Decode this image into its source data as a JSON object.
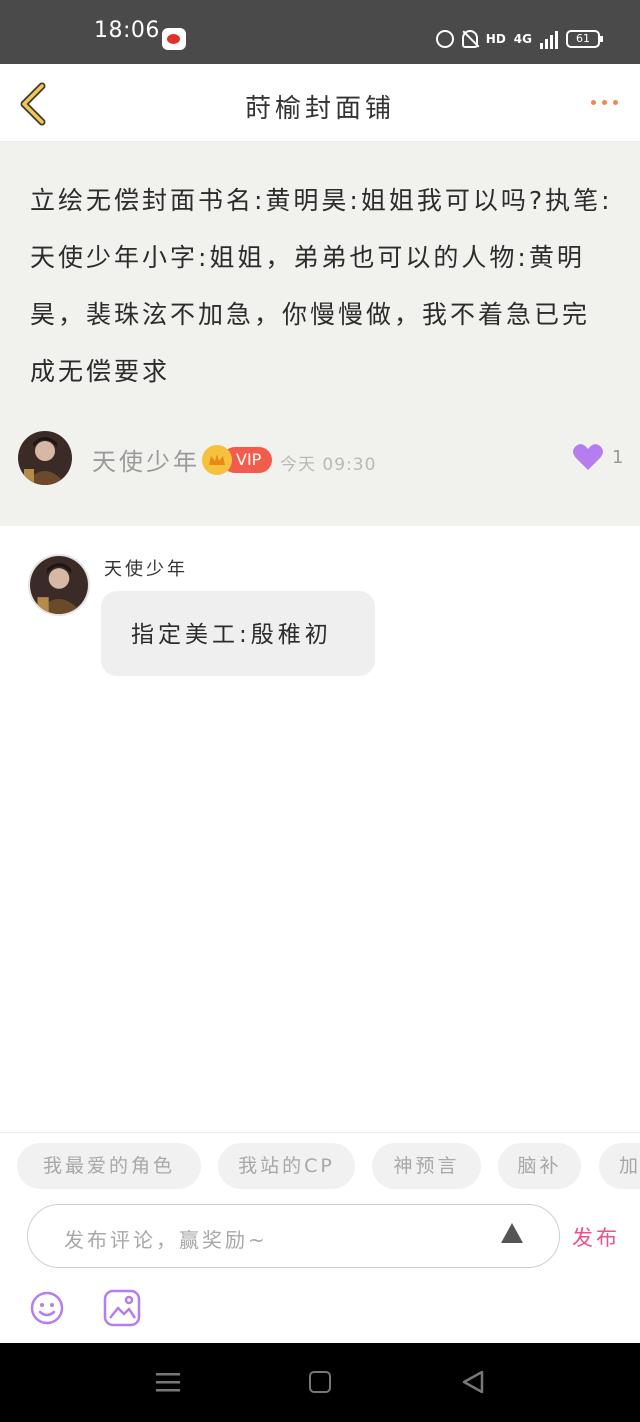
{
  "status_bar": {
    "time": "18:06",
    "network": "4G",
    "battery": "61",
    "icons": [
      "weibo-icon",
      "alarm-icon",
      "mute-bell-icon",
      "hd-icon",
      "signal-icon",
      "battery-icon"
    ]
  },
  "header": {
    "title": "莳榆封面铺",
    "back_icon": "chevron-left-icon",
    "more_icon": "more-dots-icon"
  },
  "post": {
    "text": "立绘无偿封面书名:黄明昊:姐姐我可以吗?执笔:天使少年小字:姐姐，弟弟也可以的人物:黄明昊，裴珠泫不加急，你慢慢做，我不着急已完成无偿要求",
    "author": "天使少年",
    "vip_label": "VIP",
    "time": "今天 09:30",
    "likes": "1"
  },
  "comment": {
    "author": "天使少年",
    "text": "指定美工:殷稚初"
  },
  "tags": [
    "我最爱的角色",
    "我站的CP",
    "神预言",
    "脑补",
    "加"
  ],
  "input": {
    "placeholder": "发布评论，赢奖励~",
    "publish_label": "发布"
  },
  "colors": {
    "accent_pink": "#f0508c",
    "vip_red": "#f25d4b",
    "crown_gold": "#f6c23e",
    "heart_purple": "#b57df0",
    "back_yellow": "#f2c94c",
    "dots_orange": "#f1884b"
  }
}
#####
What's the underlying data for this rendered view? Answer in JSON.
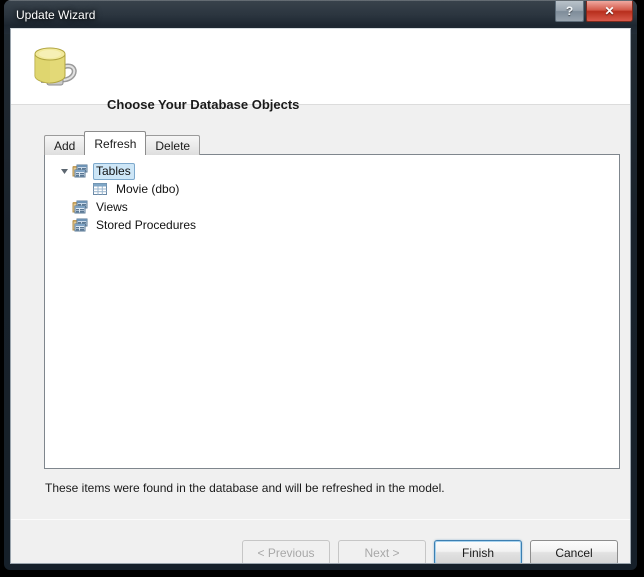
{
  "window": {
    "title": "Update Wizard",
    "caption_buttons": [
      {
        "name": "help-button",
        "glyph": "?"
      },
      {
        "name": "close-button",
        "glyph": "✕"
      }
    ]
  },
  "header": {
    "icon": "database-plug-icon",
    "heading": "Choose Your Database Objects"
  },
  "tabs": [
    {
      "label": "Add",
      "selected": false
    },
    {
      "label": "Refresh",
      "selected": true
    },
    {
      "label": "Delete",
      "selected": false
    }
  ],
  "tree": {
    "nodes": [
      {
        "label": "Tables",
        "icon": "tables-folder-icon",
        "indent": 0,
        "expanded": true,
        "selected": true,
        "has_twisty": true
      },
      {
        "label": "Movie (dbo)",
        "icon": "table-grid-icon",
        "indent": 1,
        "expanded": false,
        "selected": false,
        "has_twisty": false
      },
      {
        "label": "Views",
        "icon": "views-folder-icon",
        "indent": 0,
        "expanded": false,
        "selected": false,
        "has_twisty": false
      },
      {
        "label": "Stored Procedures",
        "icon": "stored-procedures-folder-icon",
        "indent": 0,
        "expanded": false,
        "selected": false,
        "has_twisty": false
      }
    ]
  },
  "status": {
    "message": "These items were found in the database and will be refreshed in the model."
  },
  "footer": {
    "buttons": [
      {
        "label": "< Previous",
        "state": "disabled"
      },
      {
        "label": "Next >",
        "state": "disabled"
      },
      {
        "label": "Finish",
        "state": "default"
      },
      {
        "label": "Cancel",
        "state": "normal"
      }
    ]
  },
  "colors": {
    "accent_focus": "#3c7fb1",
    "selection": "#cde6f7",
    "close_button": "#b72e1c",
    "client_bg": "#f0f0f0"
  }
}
#####
• [What the task asks] Collect the lines of the records that include the string "state".

• [Result]
        "state": "disabled"
        "state": "disabled"
        "state": "default"
        "state": "normal"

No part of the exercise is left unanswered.